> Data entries

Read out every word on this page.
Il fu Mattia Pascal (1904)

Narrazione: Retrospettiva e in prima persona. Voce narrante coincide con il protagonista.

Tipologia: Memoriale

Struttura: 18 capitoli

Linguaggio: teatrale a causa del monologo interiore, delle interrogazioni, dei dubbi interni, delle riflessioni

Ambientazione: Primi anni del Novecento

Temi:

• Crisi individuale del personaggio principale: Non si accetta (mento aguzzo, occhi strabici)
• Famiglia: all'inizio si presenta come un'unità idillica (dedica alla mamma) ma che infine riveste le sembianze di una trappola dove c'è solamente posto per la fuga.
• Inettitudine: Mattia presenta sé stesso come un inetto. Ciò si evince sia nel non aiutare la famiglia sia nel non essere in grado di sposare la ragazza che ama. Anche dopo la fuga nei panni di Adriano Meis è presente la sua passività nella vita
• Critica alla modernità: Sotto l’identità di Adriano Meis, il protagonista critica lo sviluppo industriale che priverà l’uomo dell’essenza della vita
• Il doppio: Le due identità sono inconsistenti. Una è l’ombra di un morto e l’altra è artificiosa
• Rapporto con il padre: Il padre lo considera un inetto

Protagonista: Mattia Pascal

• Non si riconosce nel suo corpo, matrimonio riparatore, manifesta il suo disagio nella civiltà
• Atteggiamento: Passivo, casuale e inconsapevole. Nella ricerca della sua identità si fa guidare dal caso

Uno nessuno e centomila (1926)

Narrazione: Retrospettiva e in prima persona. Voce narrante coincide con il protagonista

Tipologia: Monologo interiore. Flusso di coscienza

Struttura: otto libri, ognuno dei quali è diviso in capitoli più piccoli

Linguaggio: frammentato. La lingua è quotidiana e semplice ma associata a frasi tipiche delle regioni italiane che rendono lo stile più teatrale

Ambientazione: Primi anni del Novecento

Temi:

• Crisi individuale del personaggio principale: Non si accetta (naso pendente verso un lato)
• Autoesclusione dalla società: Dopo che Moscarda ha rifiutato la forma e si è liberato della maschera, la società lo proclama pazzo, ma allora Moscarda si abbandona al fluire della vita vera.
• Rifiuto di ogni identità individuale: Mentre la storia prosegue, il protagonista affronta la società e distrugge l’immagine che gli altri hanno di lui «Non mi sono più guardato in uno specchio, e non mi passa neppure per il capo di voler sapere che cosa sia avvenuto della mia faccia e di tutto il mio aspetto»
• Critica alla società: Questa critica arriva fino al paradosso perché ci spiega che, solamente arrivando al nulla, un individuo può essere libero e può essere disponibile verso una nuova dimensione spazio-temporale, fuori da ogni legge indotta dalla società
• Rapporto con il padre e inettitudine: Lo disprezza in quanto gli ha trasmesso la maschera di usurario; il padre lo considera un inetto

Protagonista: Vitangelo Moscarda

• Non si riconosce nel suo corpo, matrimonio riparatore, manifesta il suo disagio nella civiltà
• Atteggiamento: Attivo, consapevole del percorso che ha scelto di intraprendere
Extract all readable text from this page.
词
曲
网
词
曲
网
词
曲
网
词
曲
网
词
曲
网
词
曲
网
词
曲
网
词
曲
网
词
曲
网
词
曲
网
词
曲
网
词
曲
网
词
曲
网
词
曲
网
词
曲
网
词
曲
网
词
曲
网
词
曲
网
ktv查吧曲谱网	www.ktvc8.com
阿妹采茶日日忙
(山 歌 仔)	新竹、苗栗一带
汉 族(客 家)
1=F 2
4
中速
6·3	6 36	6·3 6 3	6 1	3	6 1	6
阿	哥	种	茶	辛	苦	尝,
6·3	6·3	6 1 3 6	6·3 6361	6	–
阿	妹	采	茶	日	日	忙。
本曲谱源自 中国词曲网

> GOAL
From the line that contains "Extract all readable text from this page." down to the last line of the listing above, repeat each line exactly, and include nothing else.

> ANSWER FOR THIS EXERCISE
Extract all readable text from this page.
词
曲
网
词
曲
网
词
曲
网
词
曲
网
词
曲
网
词
曲
网
词
曲
网
词
曲
网
词
曲
网
词
曲
网
词
曲
网
词
曲
网
词
曲
网
词
曲
网
词
曲
网
词
曲
网
词
曲
网
词
曲
网
ktv查吧曲谱网	www.ktvc8.com
阿妹采茶日日忙
(山 歌 仔)	新竹、苗栗一带
汉 族(客 家)
1=F 2
4
中速
6·3	6 36	6·3 6 3	6 1	3	6 1	6
阿	哥	种	茶	辛	苦	尝,
6·3	6·3	6 1 3 6	6·3 6361	6	–
阿	妹	采	茶	日	日	忙。
本曲谱源自 中国词曲网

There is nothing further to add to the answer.